Aim of the exercise:
Write out the material below word for word, starting with its first line and going on through the line containing "- yellow-blue-slider-track[interactable]: [13, 208, 209, 211]". Include both of those lines and nothing after that point.

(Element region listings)
+-------+

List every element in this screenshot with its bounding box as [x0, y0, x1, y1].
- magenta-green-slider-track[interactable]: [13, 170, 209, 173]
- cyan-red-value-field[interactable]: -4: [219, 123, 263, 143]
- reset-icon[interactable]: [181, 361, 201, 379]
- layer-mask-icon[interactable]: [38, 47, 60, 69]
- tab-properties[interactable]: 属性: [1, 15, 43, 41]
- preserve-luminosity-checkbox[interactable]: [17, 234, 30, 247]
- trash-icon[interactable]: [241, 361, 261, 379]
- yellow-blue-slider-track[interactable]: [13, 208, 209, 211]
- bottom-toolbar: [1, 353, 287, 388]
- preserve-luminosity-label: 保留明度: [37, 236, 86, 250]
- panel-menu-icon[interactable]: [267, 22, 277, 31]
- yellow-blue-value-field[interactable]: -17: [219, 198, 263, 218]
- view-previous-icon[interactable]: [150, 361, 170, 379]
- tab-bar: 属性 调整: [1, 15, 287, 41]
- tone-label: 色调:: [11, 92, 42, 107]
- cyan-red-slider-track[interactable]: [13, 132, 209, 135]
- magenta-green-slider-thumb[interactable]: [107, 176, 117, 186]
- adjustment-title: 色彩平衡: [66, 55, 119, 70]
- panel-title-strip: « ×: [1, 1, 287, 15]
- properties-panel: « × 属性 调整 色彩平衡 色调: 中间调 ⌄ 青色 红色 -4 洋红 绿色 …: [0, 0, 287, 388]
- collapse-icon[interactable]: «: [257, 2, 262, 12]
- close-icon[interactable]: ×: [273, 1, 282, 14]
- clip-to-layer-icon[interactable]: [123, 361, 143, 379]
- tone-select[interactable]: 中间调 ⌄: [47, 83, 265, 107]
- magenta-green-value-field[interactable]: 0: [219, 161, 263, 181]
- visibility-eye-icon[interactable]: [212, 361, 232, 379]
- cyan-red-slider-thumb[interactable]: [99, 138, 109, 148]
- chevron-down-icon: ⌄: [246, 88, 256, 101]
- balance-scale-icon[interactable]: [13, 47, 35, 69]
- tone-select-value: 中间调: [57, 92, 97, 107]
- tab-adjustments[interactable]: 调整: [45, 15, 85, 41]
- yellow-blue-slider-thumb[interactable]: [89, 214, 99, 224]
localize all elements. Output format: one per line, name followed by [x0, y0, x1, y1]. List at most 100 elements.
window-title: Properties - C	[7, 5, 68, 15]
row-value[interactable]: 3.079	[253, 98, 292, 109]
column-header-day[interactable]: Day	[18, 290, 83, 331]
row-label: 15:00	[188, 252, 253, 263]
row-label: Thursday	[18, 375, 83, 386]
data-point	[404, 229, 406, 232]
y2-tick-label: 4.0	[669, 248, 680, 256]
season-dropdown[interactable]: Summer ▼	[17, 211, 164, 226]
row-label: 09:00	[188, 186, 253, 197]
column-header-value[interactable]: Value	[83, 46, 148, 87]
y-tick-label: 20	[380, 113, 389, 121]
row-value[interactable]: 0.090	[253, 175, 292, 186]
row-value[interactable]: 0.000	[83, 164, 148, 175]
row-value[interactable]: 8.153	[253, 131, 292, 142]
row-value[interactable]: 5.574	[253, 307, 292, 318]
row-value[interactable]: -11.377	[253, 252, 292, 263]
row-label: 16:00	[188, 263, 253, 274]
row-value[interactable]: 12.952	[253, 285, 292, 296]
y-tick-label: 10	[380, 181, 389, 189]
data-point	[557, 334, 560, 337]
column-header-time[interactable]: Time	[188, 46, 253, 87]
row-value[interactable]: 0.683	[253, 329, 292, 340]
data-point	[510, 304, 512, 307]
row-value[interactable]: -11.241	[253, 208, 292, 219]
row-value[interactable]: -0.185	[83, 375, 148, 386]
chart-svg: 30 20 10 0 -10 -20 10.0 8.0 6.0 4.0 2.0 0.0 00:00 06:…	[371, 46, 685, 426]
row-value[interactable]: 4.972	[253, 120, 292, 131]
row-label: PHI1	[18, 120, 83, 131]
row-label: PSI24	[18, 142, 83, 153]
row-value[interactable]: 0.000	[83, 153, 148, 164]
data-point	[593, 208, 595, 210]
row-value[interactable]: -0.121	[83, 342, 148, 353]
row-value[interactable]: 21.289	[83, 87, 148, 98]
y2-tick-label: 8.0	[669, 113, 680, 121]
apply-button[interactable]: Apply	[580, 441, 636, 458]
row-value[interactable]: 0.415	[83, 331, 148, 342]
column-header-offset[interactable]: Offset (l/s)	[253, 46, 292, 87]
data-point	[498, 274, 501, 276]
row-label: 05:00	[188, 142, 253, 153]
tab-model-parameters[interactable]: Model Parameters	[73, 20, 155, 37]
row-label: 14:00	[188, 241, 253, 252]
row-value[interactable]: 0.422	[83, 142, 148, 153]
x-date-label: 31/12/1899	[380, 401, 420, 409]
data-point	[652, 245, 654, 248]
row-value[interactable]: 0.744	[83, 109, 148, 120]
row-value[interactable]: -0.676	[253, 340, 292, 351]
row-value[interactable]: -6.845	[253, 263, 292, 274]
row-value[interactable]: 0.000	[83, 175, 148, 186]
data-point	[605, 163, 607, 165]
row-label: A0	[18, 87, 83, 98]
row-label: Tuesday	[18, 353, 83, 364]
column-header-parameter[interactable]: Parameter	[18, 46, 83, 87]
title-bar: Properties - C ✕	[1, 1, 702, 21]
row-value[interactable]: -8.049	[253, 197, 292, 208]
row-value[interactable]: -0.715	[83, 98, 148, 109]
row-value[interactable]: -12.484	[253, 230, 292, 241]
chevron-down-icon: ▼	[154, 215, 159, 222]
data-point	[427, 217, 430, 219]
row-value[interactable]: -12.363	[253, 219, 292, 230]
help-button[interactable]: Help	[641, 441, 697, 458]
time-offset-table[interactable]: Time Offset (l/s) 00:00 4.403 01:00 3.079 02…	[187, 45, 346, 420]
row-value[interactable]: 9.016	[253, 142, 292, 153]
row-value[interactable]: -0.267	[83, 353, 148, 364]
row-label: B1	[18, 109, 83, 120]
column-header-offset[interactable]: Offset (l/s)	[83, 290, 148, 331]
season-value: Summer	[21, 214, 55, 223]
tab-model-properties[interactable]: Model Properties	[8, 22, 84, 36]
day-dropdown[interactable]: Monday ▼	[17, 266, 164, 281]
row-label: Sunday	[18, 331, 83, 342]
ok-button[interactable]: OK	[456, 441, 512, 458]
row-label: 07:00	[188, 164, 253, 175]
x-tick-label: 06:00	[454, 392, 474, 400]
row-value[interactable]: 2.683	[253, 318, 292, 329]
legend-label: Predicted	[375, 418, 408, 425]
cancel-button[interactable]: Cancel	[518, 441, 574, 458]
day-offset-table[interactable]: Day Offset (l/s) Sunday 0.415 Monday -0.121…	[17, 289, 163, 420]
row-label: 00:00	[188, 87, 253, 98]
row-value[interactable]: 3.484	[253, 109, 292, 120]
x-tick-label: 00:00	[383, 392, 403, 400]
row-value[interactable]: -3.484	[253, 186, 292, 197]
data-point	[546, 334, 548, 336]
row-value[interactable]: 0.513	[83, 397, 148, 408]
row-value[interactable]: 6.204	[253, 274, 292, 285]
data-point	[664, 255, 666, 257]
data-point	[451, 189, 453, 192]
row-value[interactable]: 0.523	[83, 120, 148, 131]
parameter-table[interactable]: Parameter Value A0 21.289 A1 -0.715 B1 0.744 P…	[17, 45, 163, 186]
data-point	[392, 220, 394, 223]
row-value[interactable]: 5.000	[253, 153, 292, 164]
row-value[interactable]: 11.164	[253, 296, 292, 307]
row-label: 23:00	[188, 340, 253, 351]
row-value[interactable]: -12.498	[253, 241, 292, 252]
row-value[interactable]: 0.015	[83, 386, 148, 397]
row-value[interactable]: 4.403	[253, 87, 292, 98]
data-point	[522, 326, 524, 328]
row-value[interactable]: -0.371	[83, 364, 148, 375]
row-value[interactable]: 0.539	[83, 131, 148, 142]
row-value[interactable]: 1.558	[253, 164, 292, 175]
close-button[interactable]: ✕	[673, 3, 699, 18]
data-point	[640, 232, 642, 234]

+-------+

Written reply:
List every element in this screenshot with its bounding box as [x0, y0, x1, y1].
- magenta-green-slider-track[interactable]: [13, 170, 209, 173]
- cyan-red-value-field[interactable]: -4: [219, 123, 263, 143]
- reset-icon[interactable]: [181, 361, 201, 379]
- layer-mask-icon[interactable]: [38, 47, 60, 69]
- tab-properties[interactable]: 属性: [1, 15, 43, 41]
- preserve-luminosity-checkbox[interactable]: [17, 234, 30, 247]
- trash-icon[interactable]: [241, 361, 261, 379]
- yellow-blue-slider-track[interactable]: [13, 208, 209, 211]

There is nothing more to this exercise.